Rows from a dataset
____________________

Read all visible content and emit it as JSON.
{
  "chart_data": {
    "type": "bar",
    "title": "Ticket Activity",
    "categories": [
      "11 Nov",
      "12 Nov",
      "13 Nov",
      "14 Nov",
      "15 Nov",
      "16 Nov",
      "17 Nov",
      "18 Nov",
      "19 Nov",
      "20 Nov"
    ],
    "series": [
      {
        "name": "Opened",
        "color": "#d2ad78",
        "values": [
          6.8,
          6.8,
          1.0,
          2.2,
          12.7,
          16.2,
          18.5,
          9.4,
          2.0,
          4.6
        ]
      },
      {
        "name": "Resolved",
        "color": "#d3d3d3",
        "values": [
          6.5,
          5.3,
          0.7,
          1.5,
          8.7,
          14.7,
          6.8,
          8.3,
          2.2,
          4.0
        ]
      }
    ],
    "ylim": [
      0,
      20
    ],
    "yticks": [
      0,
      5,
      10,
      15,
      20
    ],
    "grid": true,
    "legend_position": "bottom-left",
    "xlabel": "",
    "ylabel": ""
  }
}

____________________

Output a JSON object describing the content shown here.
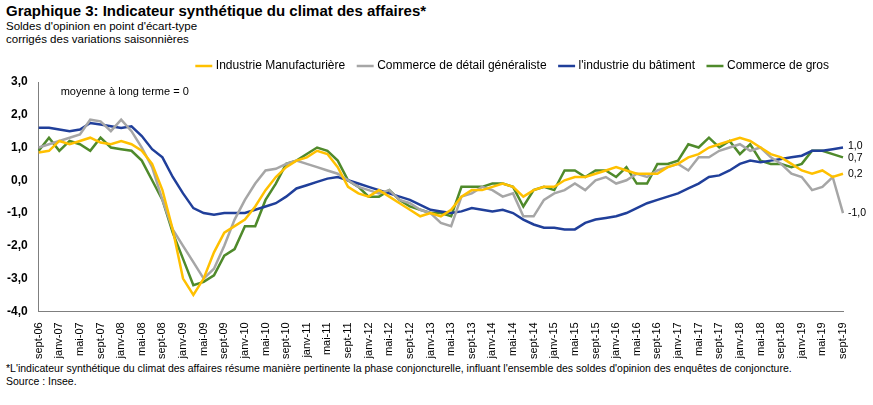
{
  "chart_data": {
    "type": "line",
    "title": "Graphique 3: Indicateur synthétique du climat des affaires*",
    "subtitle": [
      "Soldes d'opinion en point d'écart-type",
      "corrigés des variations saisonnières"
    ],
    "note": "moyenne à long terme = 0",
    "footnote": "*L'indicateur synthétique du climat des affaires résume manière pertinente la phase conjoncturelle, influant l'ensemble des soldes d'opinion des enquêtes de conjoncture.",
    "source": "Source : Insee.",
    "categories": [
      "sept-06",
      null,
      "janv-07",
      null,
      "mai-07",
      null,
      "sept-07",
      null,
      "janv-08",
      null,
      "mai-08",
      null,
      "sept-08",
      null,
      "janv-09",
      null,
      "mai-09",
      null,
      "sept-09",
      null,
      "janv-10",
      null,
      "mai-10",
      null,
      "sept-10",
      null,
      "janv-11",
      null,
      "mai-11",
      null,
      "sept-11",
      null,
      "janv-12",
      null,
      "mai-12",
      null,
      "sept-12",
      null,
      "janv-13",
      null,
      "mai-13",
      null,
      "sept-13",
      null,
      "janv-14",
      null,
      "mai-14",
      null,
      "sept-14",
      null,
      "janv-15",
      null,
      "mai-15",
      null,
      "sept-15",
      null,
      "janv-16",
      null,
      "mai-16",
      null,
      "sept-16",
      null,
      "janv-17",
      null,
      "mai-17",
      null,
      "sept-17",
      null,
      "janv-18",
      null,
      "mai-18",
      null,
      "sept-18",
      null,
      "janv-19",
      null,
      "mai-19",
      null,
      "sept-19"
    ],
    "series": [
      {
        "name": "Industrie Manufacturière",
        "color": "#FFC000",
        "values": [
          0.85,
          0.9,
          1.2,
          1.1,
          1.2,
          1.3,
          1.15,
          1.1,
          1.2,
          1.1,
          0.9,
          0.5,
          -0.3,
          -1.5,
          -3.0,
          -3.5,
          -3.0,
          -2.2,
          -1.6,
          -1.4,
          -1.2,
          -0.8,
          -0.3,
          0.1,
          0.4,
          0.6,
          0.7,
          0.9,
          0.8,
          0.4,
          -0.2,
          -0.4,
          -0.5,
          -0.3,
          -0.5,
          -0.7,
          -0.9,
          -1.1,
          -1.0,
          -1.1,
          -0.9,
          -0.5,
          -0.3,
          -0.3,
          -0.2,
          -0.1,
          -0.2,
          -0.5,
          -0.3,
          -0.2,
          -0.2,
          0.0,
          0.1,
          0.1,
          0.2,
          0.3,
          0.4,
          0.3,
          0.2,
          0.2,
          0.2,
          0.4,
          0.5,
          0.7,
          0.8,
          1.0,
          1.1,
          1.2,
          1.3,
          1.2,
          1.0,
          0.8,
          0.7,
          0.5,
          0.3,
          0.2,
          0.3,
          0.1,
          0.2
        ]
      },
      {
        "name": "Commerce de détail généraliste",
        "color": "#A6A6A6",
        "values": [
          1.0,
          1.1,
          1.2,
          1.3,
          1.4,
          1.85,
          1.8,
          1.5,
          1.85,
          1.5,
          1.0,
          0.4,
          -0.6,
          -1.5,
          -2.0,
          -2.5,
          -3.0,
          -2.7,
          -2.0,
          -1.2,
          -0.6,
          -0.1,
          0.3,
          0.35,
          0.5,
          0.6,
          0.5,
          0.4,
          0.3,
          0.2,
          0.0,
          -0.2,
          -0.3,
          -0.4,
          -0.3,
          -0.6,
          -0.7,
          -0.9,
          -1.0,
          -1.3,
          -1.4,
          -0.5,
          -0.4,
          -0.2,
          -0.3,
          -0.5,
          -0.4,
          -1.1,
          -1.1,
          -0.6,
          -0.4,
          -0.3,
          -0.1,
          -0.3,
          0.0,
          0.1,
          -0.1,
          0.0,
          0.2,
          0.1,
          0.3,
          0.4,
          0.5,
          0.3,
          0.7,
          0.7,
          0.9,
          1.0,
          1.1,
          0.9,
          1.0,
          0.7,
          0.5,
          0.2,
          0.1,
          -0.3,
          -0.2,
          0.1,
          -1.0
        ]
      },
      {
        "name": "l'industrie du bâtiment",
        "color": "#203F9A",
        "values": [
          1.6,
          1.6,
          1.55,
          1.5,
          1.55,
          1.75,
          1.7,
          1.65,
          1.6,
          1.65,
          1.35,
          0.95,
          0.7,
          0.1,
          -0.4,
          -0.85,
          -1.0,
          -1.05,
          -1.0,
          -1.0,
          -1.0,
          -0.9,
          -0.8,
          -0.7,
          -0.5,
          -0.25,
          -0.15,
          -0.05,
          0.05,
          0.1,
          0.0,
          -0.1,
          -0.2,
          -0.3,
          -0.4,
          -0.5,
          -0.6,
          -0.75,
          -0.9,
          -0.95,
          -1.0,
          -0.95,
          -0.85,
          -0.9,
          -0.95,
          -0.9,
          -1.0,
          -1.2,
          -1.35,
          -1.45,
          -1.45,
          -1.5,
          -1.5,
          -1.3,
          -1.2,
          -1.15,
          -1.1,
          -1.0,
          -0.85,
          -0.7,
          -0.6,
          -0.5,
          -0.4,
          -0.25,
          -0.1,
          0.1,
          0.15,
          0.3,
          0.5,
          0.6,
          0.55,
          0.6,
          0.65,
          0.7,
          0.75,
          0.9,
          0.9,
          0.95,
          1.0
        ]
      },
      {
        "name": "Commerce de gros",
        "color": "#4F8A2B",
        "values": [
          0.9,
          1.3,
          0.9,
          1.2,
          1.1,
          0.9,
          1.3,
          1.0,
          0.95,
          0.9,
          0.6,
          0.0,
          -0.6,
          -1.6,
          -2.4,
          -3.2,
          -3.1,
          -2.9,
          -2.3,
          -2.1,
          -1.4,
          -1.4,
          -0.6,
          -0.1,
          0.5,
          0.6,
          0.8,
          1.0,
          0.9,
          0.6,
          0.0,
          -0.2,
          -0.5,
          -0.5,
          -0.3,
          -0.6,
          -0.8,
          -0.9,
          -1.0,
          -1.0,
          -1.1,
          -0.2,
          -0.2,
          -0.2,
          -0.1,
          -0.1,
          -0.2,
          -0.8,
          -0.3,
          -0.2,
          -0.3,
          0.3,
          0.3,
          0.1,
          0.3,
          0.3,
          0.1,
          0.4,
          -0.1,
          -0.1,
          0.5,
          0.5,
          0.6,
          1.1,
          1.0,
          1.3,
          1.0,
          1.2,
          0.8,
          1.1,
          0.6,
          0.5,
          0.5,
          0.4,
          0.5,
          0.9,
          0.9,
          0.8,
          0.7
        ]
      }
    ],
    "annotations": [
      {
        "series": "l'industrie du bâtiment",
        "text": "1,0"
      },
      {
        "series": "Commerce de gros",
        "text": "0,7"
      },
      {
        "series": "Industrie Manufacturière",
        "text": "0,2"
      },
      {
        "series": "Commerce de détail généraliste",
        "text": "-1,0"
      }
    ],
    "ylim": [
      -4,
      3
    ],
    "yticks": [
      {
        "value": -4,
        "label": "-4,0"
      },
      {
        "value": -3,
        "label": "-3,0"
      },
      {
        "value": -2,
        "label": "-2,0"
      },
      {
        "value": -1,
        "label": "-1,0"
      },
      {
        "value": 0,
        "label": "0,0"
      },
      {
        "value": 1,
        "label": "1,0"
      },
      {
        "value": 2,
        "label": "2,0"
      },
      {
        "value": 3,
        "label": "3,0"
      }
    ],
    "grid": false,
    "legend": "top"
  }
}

____________________

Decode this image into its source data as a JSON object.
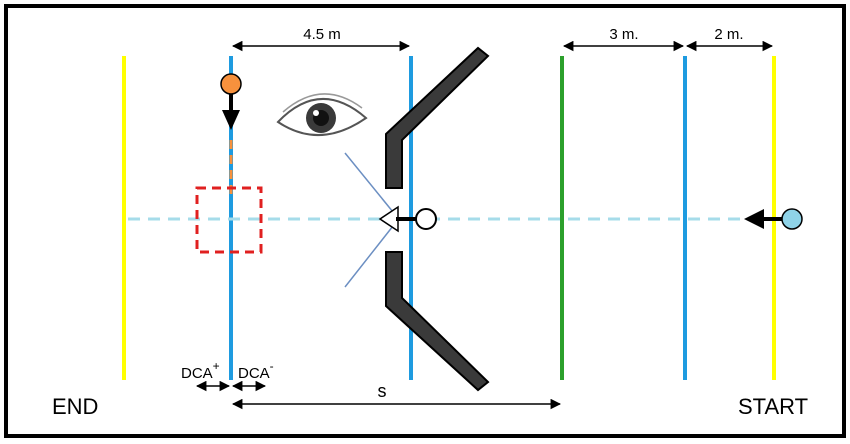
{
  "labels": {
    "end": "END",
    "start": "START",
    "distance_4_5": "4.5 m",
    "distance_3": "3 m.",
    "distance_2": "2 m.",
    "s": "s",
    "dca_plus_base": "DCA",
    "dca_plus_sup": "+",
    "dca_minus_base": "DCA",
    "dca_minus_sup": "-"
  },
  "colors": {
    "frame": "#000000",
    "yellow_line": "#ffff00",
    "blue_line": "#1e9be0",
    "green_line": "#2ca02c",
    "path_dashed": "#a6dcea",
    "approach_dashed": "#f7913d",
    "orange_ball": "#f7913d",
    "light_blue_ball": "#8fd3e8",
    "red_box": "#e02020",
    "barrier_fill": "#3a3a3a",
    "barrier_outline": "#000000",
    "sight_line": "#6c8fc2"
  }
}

____________________

- **DO THIS**
Copy all lines from the data that hold the word "series".

- **OUTPUT OF THE TASK**
    "series": [
    "series": [
        "series": "l'industrie du bâtiment",
        "series": "Commerce de gros",
        "series": "Industrie Manufacturière",
        "series": "Commerce de détail généraliste",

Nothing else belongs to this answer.